* START Source material *

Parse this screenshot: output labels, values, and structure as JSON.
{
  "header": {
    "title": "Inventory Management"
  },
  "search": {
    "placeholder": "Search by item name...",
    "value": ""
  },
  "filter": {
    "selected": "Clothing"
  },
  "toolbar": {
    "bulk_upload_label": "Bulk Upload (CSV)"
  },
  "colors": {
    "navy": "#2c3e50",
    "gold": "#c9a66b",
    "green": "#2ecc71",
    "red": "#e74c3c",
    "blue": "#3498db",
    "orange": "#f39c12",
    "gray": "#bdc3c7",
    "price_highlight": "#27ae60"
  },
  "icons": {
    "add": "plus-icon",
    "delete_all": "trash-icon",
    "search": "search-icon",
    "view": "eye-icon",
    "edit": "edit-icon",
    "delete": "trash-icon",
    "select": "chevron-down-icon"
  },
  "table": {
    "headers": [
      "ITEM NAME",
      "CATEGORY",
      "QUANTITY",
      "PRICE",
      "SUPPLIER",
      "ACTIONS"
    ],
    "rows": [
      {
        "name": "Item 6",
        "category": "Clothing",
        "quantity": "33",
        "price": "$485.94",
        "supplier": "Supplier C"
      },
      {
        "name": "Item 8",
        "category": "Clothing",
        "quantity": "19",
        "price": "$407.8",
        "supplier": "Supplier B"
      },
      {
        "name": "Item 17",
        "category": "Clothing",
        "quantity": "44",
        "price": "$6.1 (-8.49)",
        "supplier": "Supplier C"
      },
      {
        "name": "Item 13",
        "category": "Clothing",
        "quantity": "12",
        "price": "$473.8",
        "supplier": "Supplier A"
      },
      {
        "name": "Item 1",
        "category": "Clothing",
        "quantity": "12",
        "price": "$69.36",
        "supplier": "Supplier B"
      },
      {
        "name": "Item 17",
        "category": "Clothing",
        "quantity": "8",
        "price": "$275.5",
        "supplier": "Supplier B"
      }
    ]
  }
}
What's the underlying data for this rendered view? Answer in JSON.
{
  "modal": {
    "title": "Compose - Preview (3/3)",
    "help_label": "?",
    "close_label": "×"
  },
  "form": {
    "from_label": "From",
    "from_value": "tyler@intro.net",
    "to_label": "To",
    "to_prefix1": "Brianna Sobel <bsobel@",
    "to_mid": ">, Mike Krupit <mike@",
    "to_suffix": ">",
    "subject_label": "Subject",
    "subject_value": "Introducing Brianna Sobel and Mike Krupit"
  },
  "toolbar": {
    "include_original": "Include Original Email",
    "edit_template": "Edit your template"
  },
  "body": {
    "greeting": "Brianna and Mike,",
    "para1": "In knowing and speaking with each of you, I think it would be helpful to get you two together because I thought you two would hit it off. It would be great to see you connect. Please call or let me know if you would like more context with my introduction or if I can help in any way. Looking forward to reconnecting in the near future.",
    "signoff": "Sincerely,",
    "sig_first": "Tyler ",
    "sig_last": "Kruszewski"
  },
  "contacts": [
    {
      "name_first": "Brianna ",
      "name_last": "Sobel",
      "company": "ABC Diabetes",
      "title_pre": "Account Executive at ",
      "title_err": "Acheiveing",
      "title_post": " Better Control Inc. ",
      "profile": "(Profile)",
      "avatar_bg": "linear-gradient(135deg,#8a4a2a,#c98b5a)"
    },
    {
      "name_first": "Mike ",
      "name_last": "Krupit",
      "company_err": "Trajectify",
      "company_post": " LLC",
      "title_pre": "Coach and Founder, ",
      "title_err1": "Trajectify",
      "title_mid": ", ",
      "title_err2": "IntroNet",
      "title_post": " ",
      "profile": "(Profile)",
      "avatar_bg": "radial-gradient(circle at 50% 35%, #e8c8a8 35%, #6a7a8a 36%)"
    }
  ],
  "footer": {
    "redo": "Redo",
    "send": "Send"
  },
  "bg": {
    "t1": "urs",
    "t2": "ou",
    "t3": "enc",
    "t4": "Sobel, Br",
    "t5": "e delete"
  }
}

* END Source material *

- _Given task_:
Your task is to list each line of the records with the word "Brianna".

- _Task answer_:
    "to_prefix1": "Brianna Sobel <bsobel@",
    "subject_value": "Introducing Brianna Sobel and Mike Krupit"
    "greeting": "Brianna and Mike,",
      "name_first": "Brianna ",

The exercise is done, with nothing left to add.